:: WHAT THE TASK REQUIRES ::
The records below must be duplicated exactly, character for character.

:: THE RECORDS ::
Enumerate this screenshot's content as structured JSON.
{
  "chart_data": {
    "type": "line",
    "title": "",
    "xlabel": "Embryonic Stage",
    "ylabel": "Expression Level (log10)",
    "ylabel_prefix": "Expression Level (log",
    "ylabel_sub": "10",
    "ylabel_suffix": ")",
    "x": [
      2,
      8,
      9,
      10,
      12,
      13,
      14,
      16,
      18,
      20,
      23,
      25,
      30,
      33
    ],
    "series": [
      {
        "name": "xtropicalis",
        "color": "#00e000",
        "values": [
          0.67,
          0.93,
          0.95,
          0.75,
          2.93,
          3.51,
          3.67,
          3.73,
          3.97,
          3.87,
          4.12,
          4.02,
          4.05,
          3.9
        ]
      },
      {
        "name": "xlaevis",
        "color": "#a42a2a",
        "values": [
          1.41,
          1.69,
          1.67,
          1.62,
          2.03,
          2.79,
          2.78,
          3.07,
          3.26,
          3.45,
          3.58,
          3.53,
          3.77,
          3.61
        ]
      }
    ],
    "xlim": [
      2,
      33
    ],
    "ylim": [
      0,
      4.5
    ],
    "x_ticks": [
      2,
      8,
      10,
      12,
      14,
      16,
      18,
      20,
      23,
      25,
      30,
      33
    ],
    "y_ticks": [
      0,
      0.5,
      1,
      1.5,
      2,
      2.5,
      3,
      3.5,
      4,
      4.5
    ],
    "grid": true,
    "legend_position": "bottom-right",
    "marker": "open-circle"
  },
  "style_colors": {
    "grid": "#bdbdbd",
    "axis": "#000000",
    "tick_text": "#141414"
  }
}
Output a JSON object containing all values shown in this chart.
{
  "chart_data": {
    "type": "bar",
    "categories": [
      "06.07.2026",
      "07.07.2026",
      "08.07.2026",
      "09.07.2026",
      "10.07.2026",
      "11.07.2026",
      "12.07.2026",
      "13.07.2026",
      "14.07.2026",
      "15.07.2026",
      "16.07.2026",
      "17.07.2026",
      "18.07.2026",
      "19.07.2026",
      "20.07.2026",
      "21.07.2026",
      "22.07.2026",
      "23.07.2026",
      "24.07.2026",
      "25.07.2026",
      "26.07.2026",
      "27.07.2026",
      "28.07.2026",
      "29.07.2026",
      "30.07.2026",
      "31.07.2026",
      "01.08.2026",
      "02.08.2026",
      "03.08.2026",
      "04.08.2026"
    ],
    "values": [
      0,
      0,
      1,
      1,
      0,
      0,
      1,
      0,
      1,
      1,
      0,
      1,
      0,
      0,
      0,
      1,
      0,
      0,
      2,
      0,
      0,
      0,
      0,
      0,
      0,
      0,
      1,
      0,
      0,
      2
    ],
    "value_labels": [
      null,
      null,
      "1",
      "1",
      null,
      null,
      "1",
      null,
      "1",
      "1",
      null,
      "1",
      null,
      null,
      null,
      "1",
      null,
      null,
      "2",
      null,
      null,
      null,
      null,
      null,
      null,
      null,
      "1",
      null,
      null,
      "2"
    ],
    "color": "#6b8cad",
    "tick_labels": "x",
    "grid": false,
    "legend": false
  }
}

:: ANSWER TO THE TASK ::
Enumerate this screenshot's content as structured JSON.
{
  "chart_data": {
    "type": "line",
    "title": "",
    "xlabel": "Embryonic Stage",
    "ylabel": "Expression Level (log10)",
    "ylabel_prefix": "Expression Level (log",
    "ylabel_sub": "10",
    "ylabel_suffix": ")",
    "x": [
      2,
      8,
      9,
      10,
      12,
      13,
      14,
      16,
      18,
      20,
      23,
      25,
      30,
      33
    ],
    "series": [
      {
        "name": "xtropicalis",
        "color": "#00e000",
        "values": [
          0.67,
          0.93,
          0.95,
          0.75,
          2.93,
          3.51,
          3.67,
          3.73,
          3.97,
          3.87,
          4.12,
          4.02,
          4.05,
          3.9
        ]
      },
      {
        "name": "xlaevis",
        "color": "#a42a2a",
        "values": [
          1.41,
          1.69,
          1.67,
          1.62,
          2.03,
          2.79,
          2.78,
          3.07,
          3.26,
          3.45,
          3.58,
          3.53,
          3.77,
          3.61
        ]
      }
    ],
    "xlim": [
      2,
      33
    ],
    "ylim": [
      0,
      4.5
    ],
    "x_ticks": [
      2,
      8,
      10,
      12,
      14,
      16,
      18,
      20,
      23,
      25,
      30,
      33
    ],
    "y_ticks": [
      0,
      0.5,
      1,
      1.5,
      2,
      2.5,
      3,
      3.5,
      4,
      4.5
    ],
    "grid": true,
    "legend_position": "bottom-right",
    "marker": "open-circle"
  },
  "style_colors": {
    "grid": "#bdbdbd",
    "axis": "#000000",
    "tick_text": "#141414"
  }
}
Output a JSON object containing all values shown in this chart.
{
  "chart_data": {
    "type": "bar",
    "categories": [
      "06.07.2026",
      "07.07.2026",
      "08.07.2026",
      "09.07.2026",
      "10.07.2026",
      "11.07.2026",
      "12.07.2026",
      "13.07.2026",
      "14.07.2026",
      "15.07.2026",
      "16.07.2026",
      "17.07.2026",
      "18.07.2026",
      "19.07.2026",
      "20.07.2026",
      "21.07.2026",
      "22.07.2026",
      "23.07.2026",
      "24.07.2026",
      "25.07.2026",
      "26.07.2026",
      "27.07.2026",
      "28.07.2026",
      "29.07.2026",
      "30.07.2026",
      "31.07.2026",
      "01.08.2026",
      "02.08.2026",
      "03.08.2026",
      "04.08.2026"
    ],
    "values": [
      0,
      0,
      1,
      1,
      0,
      0,
      1,
      0,
      1,
      1,
      0,
      1,
      0,
      0,
      0,
      1,
      0,
      0,
      2,
      0,
      0,
      0,
      0,
      0,
      0,
      0,
      1,
      0,
      0,
      2
    ],
    "value_labels": [
      null,
      null,
      "1",
      "1",
      null,
      null,
      "1",
      null,
      "1",
      "1",
      null,
      "1",
      null,
      null,
      null,
      "1",
      null,
      null,
      "2",
      null,
      null,
      null,
      null,
      null,
      null,
      null,
      "1",
      null,
      null,
      "2"
    ],
    "color": "#6b8cad",
    "tick_labels": "x",
    "grid": false,
    "legend": false
  }
}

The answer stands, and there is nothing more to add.